* Aim: Give only the number of lines in the records below that contain the word "Kazimierz".

## start Extracted records

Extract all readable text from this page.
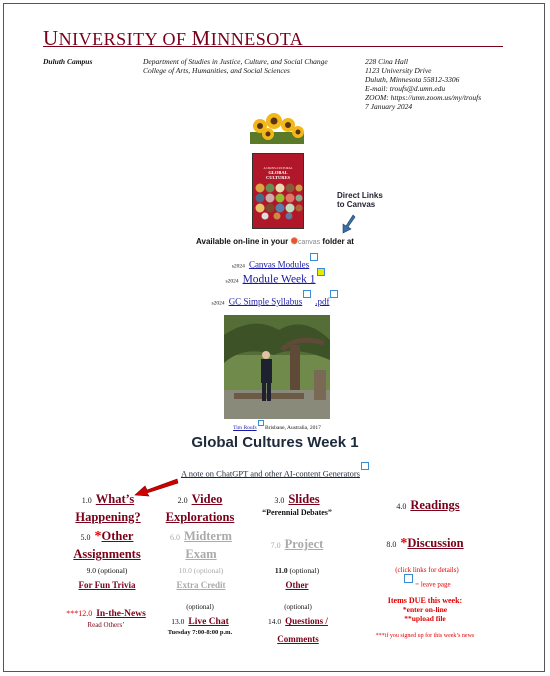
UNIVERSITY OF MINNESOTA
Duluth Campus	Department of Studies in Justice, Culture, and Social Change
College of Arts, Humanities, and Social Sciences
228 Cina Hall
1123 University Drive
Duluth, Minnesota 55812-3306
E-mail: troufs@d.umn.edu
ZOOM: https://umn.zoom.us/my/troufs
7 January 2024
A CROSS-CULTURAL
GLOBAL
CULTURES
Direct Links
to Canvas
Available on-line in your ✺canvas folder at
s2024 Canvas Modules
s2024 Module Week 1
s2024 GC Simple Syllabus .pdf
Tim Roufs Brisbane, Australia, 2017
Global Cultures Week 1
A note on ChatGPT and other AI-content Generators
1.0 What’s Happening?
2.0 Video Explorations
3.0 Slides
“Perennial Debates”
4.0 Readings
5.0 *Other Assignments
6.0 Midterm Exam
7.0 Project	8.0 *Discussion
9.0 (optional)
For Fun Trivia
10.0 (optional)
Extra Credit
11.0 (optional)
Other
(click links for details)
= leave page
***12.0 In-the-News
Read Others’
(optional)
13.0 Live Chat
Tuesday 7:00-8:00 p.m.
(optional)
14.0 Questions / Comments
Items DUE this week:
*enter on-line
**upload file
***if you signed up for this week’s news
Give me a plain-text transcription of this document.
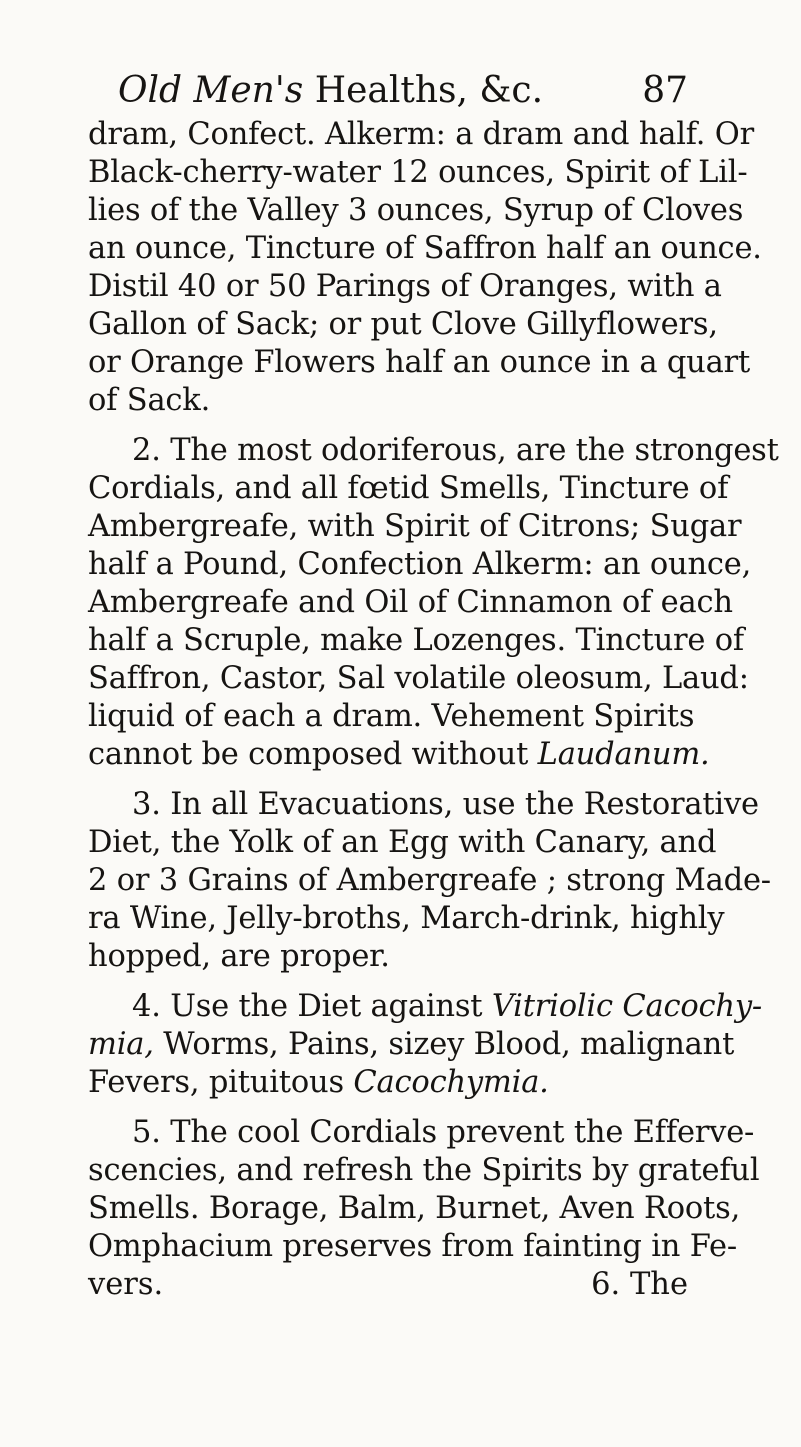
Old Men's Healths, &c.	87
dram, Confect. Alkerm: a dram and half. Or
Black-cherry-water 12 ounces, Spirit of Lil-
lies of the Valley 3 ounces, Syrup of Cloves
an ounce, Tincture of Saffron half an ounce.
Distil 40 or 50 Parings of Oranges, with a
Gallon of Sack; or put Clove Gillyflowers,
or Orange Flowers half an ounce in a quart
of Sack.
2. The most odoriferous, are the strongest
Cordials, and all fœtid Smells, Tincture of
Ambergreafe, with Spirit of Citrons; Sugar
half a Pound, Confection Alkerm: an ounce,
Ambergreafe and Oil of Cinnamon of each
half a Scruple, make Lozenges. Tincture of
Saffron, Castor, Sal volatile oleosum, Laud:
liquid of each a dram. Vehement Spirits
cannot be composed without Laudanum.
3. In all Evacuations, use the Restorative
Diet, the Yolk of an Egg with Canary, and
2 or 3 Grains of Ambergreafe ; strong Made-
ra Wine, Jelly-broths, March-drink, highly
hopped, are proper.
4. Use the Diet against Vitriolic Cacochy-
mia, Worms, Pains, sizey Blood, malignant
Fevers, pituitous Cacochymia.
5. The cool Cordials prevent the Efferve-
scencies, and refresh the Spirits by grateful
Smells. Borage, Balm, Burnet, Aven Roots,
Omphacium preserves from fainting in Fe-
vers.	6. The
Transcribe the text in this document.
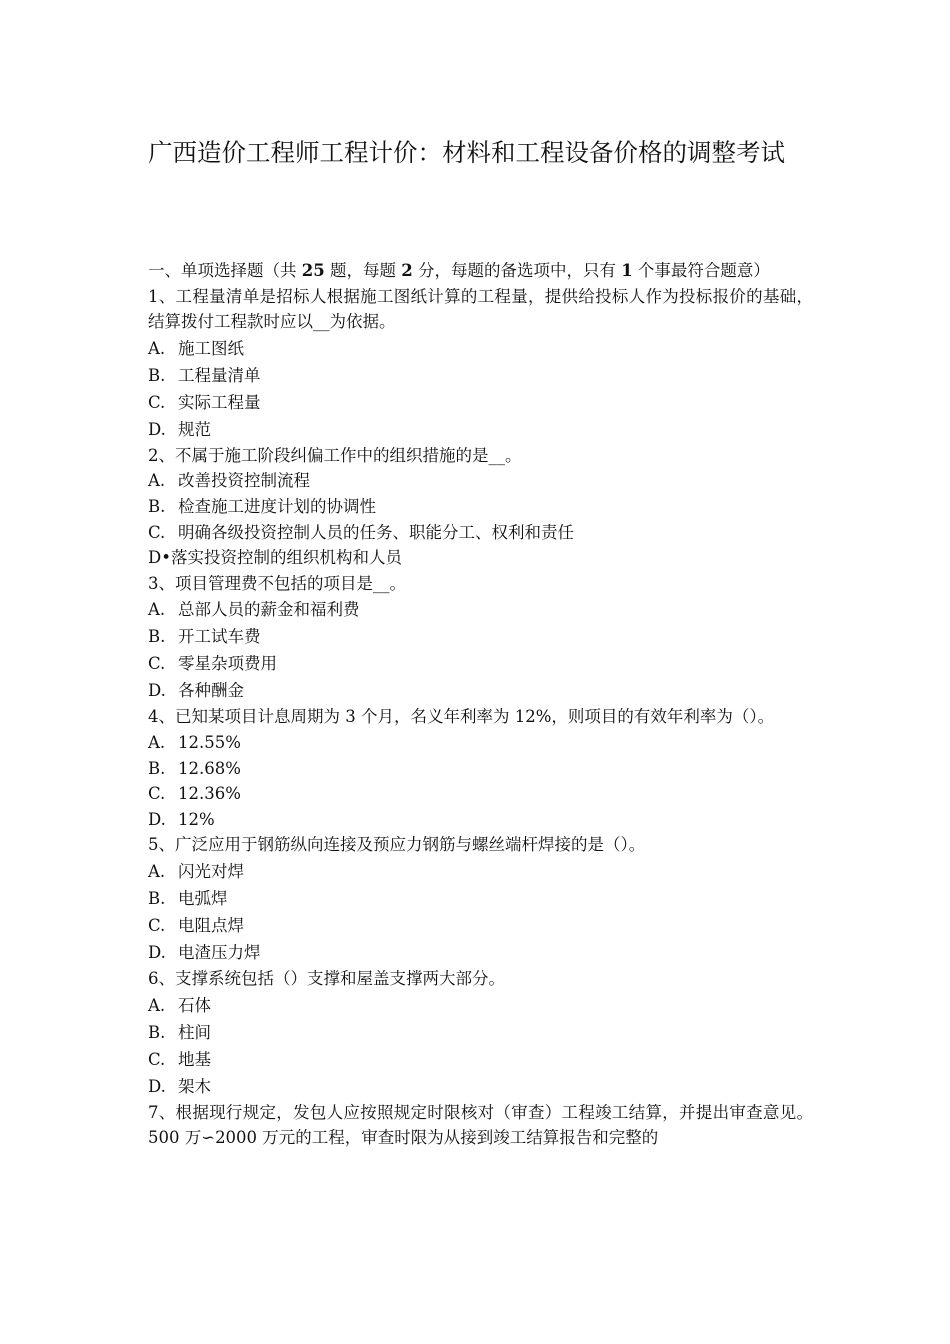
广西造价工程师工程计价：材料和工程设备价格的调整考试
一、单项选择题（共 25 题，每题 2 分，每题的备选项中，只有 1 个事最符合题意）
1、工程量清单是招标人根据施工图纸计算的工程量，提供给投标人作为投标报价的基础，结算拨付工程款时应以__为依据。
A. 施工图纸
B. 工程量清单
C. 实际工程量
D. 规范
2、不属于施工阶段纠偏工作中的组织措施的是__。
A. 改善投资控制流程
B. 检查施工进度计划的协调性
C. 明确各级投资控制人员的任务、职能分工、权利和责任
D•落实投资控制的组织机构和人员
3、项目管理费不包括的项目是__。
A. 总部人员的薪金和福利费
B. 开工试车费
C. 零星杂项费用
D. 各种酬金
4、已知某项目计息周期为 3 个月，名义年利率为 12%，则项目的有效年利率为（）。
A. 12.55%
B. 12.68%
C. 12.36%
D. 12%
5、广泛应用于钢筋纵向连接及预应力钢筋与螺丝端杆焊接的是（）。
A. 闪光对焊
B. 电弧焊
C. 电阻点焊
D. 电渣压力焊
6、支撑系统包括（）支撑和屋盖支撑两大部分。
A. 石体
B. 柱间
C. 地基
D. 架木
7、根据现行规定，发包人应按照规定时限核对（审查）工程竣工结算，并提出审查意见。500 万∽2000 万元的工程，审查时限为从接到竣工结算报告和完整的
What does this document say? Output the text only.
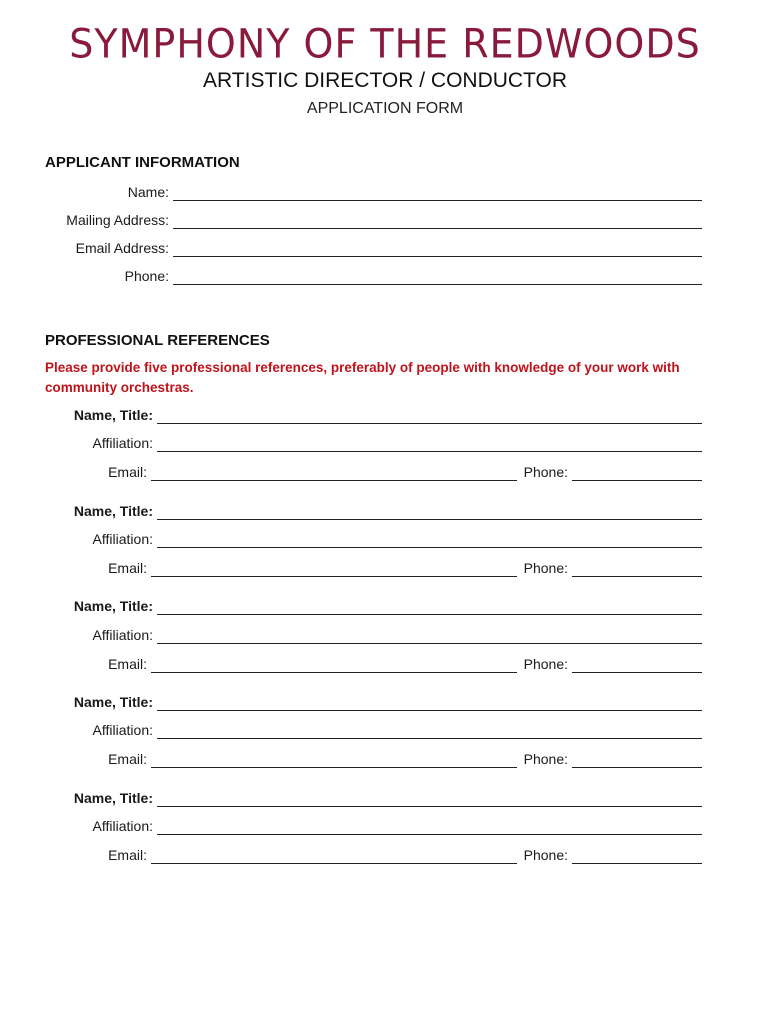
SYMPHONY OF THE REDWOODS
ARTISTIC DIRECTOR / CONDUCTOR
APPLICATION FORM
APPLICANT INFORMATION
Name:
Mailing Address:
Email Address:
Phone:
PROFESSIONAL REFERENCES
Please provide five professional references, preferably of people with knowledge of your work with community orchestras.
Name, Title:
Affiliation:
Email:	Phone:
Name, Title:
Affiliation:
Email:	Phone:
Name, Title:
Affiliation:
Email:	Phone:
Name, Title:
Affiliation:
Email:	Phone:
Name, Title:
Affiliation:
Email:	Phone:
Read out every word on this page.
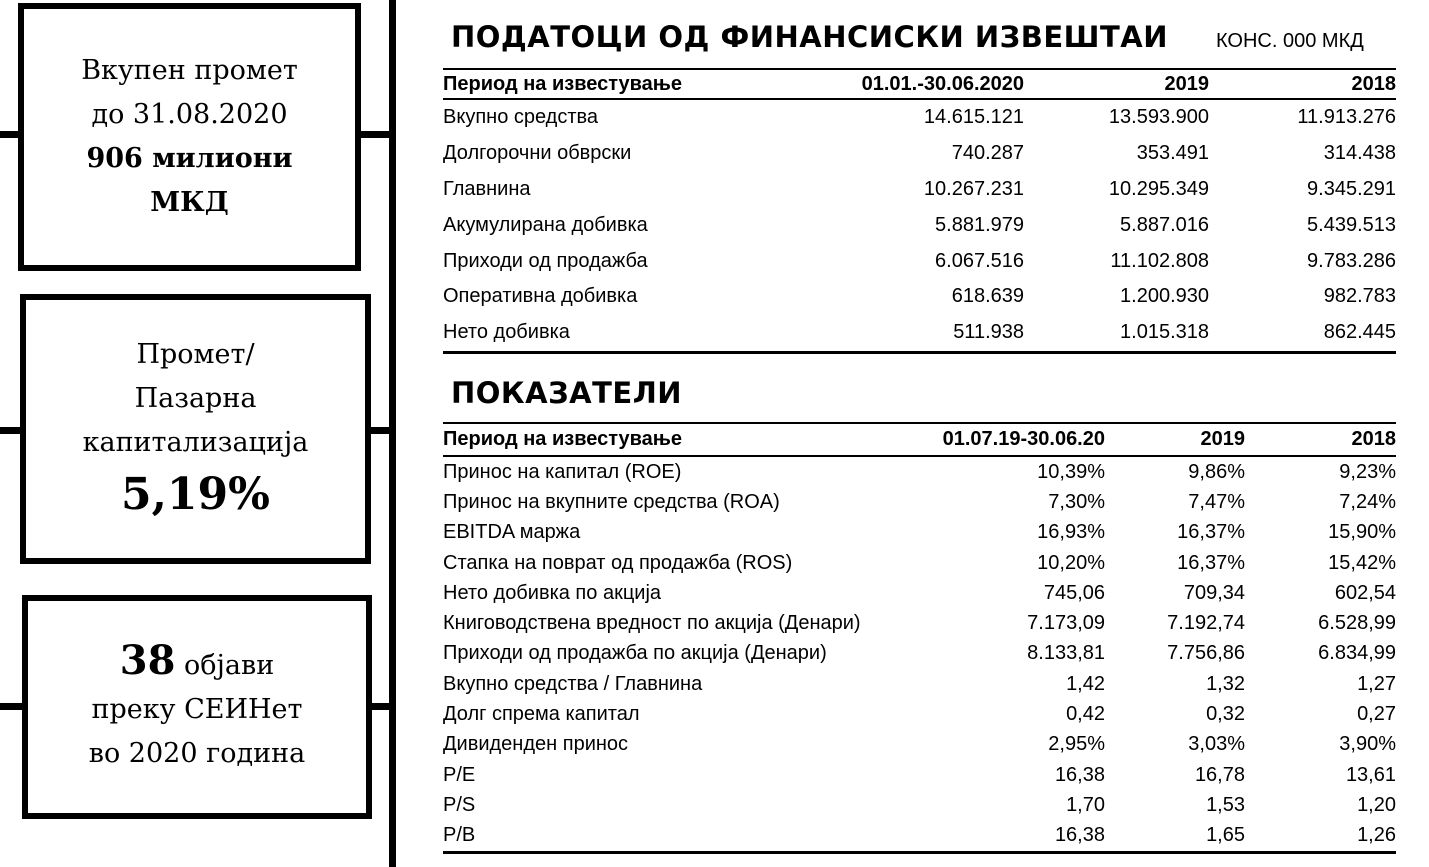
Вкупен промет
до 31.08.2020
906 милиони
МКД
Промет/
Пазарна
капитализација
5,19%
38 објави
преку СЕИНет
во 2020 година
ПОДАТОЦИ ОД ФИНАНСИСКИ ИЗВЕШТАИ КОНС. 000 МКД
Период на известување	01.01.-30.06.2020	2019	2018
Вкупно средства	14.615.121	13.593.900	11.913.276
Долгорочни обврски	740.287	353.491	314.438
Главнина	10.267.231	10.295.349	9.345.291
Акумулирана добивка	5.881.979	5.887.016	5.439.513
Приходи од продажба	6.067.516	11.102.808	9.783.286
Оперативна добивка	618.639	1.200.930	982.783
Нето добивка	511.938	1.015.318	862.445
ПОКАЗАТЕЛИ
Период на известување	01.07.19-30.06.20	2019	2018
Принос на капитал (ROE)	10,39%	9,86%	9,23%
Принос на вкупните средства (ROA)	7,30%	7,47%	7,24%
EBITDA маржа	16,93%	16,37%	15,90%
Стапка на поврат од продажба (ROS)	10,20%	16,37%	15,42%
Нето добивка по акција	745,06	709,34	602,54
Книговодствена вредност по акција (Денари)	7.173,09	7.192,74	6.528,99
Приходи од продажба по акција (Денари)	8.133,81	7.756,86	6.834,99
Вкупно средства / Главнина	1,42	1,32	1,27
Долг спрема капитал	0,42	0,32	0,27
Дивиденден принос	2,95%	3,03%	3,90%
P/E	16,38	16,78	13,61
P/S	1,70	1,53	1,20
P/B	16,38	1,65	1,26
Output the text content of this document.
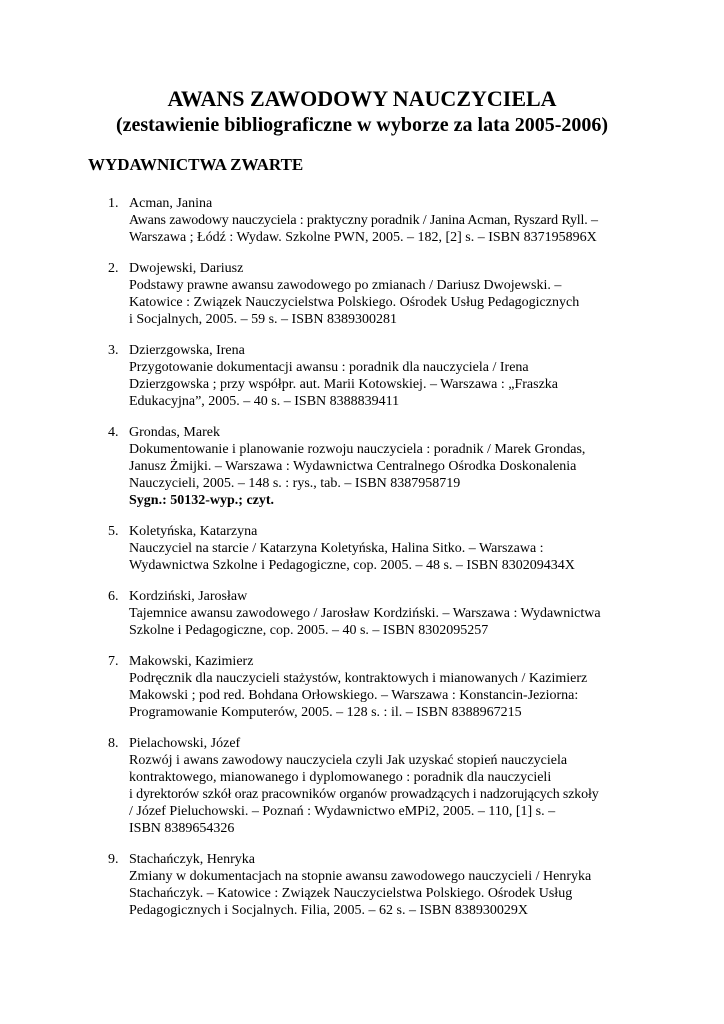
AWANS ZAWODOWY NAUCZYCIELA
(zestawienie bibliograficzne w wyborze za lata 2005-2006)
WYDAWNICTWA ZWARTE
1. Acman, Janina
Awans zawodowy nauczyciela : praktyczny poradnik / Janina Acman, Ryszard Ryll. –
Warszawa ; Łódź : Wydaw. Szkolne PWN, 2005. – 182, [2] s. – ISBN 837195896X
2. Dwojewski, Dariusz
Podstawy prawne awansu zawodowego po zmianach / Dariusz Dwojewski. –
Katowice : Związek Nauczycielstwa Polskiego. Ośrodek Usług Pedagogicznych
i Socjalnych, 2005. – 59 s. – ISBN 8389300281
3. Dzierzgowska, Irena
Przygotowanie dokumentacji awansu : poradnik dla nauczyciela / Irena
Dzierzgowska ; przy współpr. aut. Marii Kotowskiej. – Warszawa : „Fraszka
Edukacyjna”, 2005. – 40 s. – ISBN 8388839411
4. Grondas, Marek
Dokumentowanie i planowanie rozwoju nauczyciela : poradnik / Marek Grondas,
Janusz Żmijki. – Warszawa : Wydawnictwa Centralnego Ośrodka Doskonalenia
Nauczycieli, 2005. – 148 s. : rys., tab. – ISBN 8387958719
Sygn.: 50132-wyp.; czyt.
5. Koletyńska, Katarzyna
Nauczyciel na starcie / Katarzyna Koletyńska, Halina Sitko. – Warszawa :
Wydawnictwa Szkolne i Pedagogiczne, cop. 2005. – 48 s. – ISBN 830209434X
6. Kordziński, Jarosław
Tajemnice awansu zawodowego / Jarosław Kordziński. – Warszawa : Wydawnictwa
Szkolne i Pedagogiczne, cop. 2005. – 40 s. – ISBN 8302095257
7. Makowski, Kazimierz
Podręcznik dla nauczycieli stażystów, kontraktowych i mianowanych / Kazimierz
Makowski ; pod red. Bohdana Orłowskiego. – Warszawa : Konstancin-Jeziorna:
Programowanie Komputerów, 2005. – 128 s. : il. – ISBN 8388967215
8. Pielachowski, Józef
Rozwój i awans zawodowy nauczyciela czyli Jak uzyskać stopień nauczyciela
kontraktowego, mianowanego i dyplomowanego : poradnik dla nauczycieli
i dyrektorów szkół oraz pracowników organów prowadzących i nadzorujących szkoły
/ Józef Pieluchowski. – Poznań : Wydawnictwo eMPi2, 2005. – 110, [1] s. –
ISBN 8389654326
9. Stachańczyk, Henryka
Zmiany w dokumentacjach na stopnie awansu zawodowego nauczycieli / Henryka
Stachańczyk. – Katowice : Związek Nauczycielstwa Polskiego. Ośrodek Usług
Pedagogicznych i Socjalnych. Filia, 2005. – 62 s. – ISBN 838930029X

## end Extracted records

* Full response: 2